PROVIDED DATA -
********************

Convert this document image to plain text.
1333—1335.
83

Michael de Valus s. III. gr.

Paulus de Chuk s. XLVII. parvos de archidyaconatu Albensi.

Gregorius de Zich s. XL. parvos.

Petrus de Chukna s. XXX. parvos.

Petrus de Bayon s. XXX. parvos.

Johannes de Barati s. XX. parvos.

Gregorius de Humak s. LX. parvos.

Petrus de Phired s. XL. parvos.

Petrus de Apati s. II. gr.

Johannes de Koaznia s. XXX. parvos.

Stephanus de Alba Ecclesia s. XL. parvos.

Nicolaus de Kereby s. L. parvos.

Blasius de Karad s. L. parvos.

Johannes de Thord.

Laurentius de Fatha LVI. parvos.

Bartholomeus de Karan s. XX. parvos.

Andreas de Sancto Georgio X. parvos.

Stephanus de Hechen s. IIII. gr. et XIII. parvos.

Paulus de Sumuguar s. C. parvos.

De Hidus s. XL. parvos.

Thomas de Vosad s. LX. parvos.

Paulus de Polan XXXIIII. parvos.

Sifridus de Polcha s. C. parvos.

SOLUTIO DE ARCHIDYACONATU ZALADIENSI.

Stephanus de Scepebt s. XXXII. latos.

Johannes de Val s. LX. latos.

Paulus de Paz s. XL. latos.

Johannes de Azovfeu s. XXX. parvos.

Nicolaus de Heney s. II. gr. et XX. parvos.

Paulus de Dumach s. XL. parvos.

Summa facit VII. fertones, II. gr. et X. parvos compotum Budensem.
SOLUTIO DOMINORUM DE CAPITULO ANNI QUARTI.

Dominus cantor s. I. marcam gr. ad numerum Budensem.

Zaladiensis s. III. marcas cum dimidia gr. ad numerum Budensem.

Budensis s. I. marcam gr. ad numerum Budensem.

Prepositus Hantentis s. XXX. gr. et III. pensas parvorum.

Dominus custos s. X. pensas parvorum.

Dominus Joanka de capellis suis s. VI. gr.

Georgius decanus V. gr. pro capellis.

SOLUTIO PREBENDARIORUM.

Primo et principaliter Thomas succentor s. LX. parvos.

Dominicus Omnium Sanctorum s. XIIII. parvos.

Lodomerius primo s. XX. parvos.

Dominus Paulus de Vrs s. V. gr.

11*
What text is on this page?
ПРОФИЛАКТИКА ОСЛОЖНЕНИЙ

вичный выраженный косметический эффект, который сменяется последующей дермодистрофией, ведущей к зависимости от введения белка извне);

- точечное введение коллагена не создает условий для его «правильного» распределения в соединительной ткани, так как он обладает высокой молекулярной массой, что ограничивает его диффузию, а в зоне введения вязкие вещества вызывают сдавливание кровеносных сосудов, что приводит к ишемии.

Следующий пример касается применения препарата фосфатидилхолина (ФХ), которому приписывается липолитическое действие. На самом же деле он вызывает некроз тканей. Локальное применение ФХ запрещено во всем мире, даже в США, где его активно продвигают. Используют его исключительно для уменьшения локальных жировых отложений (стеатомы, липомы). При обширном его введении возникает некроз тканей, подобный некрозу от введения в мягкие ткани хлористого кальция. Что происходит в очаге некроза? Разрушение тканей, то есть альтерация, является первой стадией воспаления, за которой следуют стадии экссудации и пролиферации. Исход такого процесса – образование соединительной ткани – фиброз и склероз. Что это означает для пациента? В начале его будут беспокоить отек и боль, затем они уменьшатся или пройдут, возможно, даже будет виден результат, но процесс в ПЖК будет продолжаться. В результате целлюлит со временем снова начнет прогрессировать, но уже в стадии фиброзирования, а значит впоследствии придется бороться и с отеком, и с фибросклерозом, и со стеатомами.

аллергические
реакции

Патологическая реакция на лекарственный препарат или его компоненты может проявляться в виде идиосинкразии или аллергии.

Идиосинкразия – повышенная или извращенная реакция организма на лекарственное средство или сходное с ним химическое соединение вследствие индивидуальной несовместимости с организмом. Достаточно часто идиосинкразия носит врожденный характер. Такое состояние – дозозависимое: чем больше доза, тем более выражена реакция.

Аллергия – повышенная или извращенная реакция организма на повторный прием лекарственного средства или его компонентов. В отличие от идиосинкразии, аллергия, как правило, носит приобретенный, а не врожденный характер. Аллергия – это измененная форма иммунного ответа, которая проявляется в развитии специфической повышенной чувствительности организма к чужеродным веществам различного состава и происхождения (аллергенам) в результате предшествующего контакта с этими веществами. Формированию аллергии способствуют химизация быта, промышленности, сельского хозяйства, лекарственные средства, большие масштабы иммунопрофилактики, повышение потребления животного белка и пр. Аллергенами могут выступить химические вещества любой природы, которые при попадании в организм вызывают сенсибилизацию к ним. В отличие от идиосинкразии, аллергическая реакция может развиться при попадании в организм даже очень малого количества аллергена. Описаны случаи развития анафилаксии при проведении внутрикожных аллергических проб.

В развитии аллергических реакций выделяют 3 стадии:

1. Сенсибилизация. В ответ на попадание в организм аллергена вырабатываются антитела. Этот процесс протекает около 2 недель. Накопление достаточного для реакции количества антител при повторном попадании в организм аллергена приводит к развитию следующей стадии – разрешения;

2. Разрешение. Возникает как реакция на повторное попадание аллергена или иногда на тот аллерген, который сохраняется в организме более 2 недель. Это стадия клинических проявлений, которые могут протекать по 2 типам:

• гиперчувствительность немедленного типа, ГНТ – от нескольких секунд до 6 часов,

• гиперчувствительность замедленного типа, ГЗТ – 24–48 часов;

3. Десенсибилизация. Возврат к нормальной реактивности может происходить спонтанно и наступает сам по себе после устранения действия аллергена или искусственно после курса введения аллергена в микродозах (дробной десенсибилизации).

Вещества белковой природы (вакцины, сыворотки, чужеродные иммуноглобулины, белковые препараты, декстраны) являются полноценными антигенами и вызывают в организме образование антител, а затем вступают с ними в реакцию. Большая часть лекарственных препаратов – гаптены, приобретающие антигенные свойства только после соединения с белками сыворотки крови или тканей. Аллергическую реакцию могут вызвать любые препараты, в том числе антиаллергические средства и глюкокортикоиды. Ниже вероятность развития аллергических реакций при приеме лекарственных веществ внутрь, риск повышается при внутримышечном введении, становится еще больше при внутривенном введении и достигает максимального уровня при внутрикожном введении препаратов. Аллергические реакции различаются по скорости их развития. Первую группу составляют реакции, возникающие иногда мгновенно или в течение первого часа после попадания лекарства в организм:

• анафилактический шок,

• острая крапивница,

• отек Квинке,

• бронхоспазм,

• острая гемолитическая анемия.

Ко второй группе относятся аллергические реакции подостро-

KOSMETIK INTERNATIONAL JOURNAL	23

********************

PROBLEM REQUIREMENTS - Your task is to retype all of the records exactly.

WRITTEN RESPONSE -
Convert this document image to plain text.
1333—1335.
83

Michael de Valus s. III. gr.

Paulus de Chuk s. XLVII. parvos de archidyaconatu Albensi.

Gregorius de Zich s. XL. parvos.

Petrus de Chukna s. XXX. parvos.

Petrus de Bayon s. XXX. parvos.

Johannes de Barati s. XX. parvos.

Gregorius de Humak s. LX. parvos.

Petrus de Phired s. XL. parvos.

Petrus de Apati s. II. gr.

Johannes de Koaznia s. XXX. parvos.

Stephanus de Alba Ecclesia s. XL. parvos.

Nicolaus de Kereby s. L. parvos.

Blasius de Karad s. L. parvos.

Johannes de Thord.

Laurentius de Fatha LVI. parvos.

Bartholomeus de Karan s. XX. parvos.

Andreas de Sancto Georgio X. parvos.

Stephanus de Hechen s. IIII. gr. et XIII. parvos.

Paulus de Sumuguar s. C. parvos.

De Hidus s. XL. parvos.

Thomas de Vosad s. LX. parvos.

Paulus de Polan XXXIIII. parvos.

Sifridus de Polcha s. C. parvos.

SOLUTIO DE ARCHIDYACONATU ZALADIENSI.

Stephanus de Scepebt s. XXXII. latos.

Johannes de Val s. LX. latos.

Paulus de Paz s. XL. latos.

Johannes de Azovfeu s. XXX. parvos.

Nicolaus de Heney s. II. gr. et XX. parvos.

Paulus de Dumach s. XL. parvos.

Summa facit VII. fertones, II. gr. et X. parvos compotum Budensem.
SOLUTIO DOMINORUM DE CAPITULO ANNI QUARTI.

Dominus cantor s. I. marcam gr. ad numerum Budensem.

Zaladiensis s. III. marcas cum dimidia gr. ad numerum Budensem.

Budensis s. I. marcam gr. ad numerum Budensem.

Prepositus Hantentis s. XXX. gr. et III. pensas parvorum.

Dominus custos s. X. pensas parvorum.

Dominus Joanka de capellis suis s. VI. gr.

Georgius decanus V. gr. pro capellis.

SOLUTIO PREBENDARIORUM.

Primo et principaliter Thomas succentor s. LX. parvos.

Dominicus Omnium Sanctorum s. XIIII. parvos.

Lodomerius primo s. XX. parvos.

Dominus Paulus de Vrs s. V. gr.

11*
What text is on this page?
ПРОФИЛАКТИКА ОСЛОЖНЕНИЙ

вичный выраженный косметический эффект, который сменяется последующей дермодистрофией, ведущей к зависимости от введения белка извне);

- точечное введение коллагена не создает условий для его «правильного» распределения в соединительной ткани, так как он обладает высокой молекулярной массой, что ограничивает его диффузию, а в зоне введения вязкие вещества вызывают сдавливание кровеносных сосудов, что приводит к ишемии.

Следующий пример касается применения препарата фосфатидилхолина (ФХ), которому приписывается липолитическое действие. На самом же деле он вызывает некроз тканей. Локальное применение ФХ запрещено во всем мире, даже в США, где его активно продвигают. Используют его исключительно для уменьшения локальных жировых отложений (стеатомы, липомы). При обширном его введении возникает некроз тканей, подобный некрозу от введения в мягкие ткани хлористого кальция. Что происходит в очаге некроза? Разрушение тканей, то есть альтерация, является первой стадией воспаления, за которой следуют стадии экссудации и пролиферации. Исход такого процесса – образование соединительной ткани – фиброз и склероз. Что это означает для пациента? В начале его будут беспокоить отек и боль, затем они уменьшатся или пройдут, возможно, даже будет виден результат, но процесс в ПЖК будет продолжаться. В результате целлюлит со временем снова начнет прогрессировать, но уже в стадии фиброзирования, а значит впоследствии придется бороться и с отеком, и с фибросклерозом, и со стеатомами.

аллергические
реакции

Патологическая реакция на лекарственный препарат или его компоненты может проявляться в виде идиосинкразии или аллергии.

Идиосинкразия – повышенная или извращенная реакция организма на лекарственное средство или сходное с ним химическое соединение вследствие индивидуальной несовместимости с организмом. Достаточно часто идиосинкразия носит врожденный характер. Такое состояние – дозозависимое: чем больше доза, тем более выражена реакция.

Аллергия – повышенная или извращенная реакция организма на повторный прием лекарственного средства или его компонентов. В отличие от идиосинкразии, аллергия, как правило, носит приобретенный, а не врожденный характер. Аллергия – это измененная форма иммунного ответа, которая проявляется в развитии специфической повышенной чувствительности организма к чужеродным веществам различного состава и происхождения (аллергенам) в результате предшествующего контакта с этими веществами. Формированию аллергии способствуют химизация быта, промышленности, сельского хозяйства, лекарственные средства, большие масштабы иммунопрофилактики, повышение потребления животного белка и пр. Аллергенами могут выступить химические вещества любой природы, которые при попадании в организм вызывают сенсибилизацию к ним. В отличие от идиосинкразии, аллергическая реакция может развиться при попадании в организм даже очень малого количества аллергена. Описаны случаи развития анафилаксии при проведении внутрикожных аллергических проб.

В развитии аллергических реакций выделяют 3 стадии:

1. Сенсибилизация. В ответ на попадание в организм аллергена вырабатываются антитела. Этот процесс протекает около 2 недель. Накопление достаточного для реакции количества антител при повторном попадании в организм аллергена приводит к развитию следующей стадии – разрешения;

2. Разрешение. Возникает как реакция на повторное попадание аллергена или иногда на тот аллерген, который сохраняется в организме более 2 недель. Это стадия клинических проявлений, которые могут протекать по 2 типам:

• гиперчувствительность немедленного типа, ГНТ – от нескольких секунд до 6 часов,

• гиперчувствительность замедленного типа, ГЗТ – 24–48 часов;

3. Десенсибилизация. Возврат к нормальной реактивности может происходить спонтанно и наступает сам по себе после устранения действия аллергена или искусственно после курса введения аллергена в микродозах (дробной десенсибилизации).

Вещества белковой природы (вакцины, сыворотки, чужеродные иммуноглобулины, белковые препараты, декстраны) являются полноценными антигенами и вызывают в организме образование антител, а затем вступают с ними в реакцию. Большая часть лекарственных препаратов – гаптены, приобретающие антигенные свойства только после соединения с белками сыворотки крови или тканей. Аллергическую реакцию могут вызвать любые препараты, в том числе антиаллергические средства и глюкокортикоиды. Ниже вероятность развития аллергических реакций при приеме лекарственных веществ внутрь, риск повышается при внутримышечном введении, становится еще больше при внутривенном введении и достигает максимального уровня при внутрикожном введении препаратов. Аллергические реакции различаются по скорости их развития. Первую группу составляют реакции, возникающие иногда мгновенно или в течение первого часа после попадания лекарства в организм:

• анафилактический шок,

• острая крапивница,

• отек Квинке,

• бронхоспазм,

• острая гемолитическая анемия.

Ко второй группе относятся аллергические реакции подостро-

KOSMETIK INTERNATIONAL JOURNAL	23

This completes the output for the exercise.